Stored data
* Start *
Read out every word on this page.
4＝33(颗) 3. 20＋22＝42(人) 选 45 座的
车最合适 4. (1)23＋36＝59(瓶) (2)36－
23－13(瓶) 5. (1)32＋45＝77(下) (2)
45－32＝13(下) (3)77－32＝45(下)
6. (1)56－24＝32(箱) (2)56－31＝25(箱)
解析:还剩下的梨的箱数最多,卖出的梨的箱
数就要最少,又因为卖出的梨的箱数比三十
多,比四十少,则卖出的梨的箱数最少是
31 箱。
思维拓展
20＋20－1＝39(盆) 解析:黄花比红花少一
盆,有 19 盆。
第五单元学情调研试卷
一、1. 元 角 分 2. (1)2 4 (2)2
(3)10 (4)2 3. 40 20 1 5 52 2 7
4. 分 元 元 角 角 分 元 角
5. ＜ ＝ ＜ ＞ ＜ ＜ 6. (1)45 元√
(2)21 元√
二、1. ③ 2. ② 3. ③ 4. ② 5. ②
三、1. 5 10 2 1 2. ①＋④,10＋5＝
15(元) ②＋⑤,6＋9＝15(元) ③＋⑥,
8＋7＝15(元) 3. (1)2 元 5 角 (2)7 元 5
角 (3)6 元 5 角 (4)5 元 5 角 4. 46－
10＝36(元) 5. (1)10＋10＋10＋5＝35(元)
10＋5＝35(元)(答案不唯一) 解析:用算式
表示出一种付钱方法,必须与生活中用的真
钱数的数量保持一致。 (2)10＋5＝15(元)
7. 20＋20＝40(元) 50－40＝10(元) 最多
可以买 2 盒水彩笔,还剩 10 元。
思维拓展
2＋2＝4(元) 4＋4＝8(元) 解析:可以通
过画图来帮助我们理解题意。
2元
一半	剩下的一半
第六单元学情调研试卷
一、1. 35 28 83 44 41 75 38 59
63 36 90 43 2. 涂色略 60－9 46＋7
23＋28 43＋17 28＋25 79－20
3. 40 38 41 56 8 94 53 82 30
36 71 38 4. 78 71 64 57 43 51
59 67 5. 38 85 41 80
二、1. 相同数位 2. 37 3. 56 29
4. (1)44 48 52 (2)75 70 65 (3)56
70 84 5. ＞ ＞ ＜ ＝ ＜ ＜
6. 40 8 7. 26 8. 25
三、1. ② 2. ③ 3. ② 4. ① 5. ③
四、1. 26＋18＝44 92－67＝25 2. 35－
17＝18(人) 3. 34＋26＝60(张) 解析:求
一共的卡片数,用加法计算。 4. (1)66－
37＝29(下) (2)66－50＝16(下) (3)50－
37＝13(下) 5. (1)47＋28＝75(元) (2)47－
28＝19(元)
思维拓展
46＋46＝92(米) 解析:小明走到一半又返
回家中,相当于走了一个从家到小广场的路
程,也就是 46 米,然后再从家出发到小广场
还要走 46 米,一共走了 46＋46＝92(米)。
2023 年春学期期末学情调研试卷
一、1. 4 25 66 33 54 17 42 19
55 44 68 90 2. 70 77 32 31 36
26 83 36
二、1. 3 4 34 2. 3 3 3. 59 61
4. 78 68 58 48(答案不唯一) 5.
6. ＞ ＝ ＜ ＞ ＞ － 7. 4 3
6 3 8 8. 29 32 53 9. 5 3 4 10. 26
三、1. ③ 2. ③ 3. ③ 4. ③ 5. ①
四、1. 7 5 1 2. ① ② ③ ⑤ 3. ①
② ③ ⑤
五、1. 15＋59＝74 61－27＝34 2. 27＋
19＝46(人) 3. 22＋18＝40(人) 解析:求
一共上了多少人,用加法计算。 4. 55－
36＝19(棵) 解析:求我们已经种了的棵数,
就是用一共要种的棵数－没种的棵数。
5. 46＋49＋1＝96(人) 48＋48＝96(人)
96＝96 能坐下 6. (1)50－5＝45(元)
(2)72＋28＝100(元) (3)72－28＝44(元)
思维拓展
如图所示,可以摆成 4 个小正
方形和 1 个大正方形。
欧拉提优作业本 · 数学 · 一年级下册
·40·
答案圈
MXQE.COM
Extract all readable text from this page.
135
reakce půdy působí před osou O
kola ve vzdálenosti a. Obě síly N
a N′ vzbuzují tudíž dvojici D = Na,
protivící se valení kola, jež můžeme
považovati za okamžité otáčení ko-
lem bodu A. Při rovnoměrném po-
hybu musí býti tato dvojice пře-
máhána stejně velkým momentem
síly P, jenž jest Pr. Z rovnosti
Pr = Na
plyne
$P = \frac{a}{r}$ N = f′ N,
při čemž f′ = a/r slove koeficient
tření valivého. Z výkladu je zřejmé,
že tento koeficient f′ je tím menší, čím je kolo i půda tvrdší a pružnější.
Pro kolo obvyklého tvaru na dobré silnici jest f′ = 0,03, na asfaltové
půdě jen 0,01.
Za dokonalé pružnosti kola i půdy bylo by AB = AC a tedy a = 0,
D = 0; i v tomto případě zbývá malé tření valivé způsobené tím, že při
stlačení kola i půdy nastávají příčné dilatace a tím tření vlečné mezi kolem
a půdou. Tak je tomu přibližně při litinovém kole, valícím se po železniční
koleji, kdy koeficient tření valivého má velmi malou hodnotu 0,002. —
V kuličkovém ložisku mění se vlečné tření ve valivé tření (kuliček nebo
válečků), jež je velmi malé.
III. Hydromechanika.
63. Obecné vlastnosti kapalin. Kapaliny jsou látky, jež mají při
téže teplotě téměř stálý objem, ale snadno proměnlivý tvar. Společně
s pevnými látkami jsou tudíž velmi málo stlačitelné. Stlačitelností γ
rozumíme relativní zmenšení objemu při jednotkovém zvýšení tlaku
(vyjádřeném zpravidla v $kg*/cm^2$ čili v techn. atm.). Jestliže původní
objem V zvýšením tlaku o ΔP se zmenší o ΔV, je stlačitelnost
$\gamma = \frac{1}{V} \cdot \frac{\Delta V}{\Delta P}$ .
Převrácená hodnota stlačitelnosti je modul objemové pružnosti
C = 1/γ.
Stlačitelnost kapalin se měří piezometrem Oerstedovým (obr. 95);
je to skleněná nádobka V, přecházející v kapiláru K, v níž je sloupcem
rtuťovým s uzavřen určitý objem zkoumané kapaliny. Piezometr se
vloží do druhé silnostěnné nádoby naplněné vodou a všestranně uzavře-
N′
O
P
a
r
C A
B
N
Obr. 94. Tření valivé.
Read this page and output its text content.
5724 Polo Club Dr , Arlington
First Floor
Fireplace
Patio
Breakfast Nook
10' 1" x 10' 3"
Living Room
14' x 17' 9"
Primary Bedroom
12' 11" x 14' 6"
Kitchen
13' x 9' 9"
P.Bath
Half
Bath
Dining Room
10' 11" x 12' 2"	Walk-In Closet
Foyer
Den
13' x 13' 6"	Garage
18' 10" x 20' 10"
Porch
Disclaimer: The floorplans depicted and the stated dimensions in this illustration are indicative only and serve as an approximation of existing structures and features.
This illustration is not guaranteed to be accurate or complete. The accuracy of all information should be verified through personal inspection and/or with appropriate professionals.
* End *
--- Your objective ---
Return precisely the lines of the records, starting with the line that holds "Read this page and output its text content." and ending with the last one.

--- Completed exercise ---
Read this page and output its text content.
5724 Polo Club Dr , Arlington
First Floor
Fireplace
Patio
Breakfast Nook
10' 1" x 10' 3"
Living Room
14' x 17' 9"
Primary Bedroom
12' 11" x 14' 6"
Kitchen
13' x 9' 9"
P.Bath
Half
Bath
Dining Room
10' 11" x 12' 2"	Walk-In Closet
Foyer
Den
13' x 13' 6"	Garage
18' 10" x 20' 10"
Porch
Disclaimer: The floorplans depicted and the stated dimensions in this illustration are indicative only and serve as an approximation of existing structures and features.
This illustration is not guaranteed to be accurate or complete. The accuracy of all information should be verified through personal inspection and/or with appropriate professionals.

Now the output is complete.